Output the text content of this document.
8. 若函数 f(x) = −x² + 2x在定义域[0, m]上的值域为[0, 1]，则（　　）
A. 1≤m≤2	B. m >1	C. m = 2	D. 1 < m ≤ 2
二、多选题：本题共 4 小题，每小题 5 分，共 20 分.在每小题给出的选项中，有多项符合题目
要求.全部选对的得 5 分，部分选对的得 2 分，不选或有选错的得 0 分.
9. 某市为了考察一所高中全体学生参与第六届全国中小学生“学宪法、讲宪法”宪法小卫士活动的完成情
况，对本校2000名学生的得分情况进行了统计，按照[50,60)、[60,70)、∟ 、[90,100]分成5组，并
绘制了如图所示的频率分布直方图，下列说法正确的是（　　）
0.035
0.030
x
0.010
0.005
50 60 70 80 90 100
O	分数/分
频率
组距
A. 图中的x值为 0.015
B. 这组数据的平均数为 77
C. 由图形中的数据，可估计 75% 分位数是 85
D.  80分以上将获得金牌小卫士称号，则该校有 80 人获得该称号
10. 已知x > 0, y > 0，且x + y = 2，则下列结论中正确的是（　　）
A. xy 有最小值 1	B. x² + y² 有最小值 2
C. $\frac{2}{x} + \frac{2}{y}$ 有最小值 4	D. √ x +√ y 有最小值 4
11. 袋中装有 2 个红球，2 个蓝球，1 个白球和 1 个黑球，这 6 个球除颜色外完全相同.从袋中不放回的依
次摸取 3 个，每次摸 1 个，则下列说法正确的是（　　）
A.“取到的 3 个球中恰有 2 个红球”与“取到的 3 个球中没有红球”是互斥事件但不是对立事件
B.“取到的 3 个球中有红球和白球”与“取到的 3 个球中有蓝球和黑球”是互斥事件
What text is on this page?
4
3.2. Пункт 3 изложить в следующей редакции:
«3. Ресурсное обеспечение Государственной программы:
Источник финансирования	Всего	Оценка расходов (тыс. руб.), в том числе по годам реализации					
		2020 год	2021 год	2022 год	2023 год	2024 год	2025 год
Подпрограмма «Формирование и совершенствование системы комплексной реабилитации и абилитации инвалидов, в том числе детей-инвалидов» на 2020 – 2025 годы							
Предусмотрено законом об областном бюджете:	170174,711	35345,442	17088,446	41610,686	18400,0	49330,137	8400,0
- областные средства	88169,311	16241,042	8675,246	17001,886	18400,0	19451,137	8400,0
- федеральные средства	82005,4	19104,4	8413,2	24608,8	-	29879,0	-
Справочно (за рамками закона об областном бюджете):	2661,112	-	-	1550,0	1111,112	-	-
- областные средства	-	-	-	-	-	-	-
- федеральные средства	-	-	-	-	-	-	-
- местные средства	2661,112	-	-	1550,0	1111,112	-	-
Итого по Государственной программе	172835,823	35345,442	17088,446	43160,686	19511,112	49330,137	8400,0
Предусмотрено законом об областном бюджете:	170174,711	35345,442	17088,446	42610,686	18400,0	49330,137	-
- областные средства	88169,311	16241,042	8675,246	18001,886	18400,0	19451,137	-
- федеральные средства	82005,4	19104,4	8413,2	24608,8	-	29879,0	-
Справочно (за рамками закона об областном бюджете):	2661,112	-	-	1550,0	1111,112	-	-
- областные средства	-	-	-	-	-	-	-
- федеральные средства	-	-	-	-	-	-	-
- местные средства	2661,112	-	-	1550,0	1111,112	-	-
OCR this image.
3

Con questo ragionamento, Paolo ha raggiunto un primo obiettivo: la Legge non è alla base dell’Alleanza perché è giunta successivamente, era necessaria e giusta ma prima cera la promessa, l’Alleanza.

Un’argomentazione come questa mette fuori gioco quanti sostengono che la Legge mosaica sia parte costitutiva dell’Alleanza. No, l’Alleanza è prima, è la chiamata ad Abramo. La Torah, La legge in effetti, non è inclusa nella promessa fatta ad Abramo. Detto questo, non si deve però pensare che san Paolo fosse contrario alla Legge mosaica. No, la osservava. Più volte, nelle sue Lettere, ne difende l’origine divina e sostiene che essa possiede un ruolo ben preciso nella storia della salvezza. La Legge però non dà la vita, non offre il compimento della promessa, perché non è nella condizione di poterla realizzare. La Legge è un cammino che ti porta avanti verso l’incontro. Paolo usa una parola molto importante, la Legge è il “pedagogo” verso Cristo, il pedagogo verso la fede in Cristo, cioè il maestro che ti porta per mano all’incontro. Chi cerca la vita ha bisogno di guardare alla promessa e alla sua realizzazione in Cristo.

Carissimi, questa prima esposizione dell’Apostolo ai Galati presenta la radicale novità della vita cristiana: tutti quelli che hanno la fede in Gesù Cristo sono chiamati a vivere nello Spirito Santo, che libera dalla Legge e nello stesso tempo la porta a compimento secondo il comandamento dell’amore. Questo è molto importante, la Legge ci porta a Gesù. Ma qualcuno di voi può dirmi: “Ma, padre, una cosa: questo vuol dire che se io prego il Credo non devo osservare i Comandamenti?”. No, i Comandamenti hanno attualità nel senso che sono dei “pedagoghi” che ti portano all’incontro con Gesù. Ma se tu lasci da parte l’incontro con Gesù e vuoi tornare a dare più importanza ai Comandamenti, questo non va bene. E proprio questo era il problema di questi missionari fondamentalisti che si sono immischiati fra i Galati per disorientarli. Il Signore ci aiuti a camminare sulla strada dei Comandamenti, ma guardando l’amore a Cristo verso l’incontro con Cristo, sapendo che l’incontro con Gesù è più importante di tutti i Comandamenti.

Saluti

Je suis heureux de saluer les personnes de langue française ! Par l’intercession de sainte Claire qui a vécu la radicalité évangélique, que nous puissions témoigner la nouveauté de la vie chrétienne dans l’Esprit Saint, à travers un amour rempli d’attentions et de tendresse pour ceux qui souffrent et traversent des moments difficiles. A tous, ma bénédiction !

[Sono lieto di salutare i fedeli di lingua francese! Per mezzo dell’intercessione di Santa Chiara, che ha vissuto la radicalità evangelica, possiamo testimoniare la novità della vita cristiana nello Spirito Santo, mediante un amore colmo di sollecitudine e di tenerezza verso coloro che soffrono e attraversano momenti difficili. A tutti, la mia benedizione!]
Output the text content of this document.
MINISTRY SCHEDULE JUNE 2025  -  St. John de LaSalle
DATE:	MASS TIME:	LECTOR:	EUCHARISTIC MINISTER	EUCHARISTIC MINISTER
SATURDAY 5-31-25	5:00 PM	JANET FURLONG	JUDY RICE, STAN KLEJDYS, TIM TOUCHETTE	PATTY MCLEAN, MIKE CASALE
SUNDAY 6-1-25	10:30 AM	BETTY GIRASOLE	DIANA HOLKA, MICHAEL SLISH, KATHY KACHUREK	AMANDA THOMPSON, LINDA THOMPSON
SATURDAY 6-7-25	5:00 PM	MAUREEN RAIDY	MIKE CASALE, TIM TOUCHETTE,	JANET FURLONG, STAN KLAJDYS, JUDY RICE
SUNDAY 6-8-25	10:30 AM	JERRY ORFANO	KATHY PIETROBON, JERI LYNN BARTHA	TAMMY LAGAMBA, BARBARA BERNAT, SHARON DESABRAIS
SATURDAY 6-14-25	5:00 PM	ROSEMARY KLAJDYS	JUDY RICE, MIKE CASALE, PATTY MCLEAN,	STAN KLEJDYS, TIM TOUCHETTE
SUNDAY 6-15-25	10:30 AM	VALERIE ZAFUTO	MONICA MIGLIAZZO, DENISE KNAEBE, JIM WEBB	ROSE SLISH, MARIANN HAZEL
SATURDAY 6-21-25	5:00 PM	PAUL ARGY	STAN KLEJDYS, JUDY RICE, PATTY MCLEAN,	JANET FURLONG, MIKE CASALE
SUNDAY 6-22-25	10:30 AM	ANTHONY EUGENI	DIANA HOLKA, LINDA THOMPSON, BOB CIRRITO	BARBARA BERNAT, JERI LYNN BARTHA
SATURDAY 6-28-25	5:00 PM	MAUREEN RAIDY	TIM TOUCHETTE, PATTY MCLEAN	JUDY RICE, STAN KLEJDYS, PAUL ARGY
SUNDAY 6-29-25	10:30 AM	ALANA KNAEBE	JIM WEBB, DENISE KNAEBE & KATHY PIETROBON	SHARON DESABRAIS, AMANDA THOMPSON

:::::

### TASK STATEMENT
Check every line of the data above for the string "SUNDAY", and copy those that have it.

### WRITTEN ANSWER
SUNDAY 6-1-25	10:30 AM	BETTY GIRASOLE	DIANA HOLKA, MICHAEL SLISH, KATHY KACHUREK	AMANDA THOMPSON, LINDA THOMPSON
SUNDAY 6-8-25	10:30 AM	JERRY ORFANO	KATHY PIETROBON, JERI LYNN BARTHA	TAMMY LAGAMBA, BARBARA BERNAT, SHARON DESABRAIS
SUNDAY 6-15-25	10:30 AM	VALERIE ZAFUTO	MONICA MIGLIAZZO, DENISE KNAEBE, JIM WEBB	ROSE SLISH, MARIANN HAZEL
SUNDAY 6-22-25	10:30 AM	ANTHONY EUGENI	DIANA HOLKA, LINDA THOMPSON, BOB CIRRITO	BARBARA BERNAT, JERI LYNN BARTHA
SUNDAY 6-29-25	10:30 AM	ALANA KNAEBE	JIM WEBB, DENISE KNAEBE & KATHY PIETROBON	SHARON DESABRAIS, AMANDA THOMPSON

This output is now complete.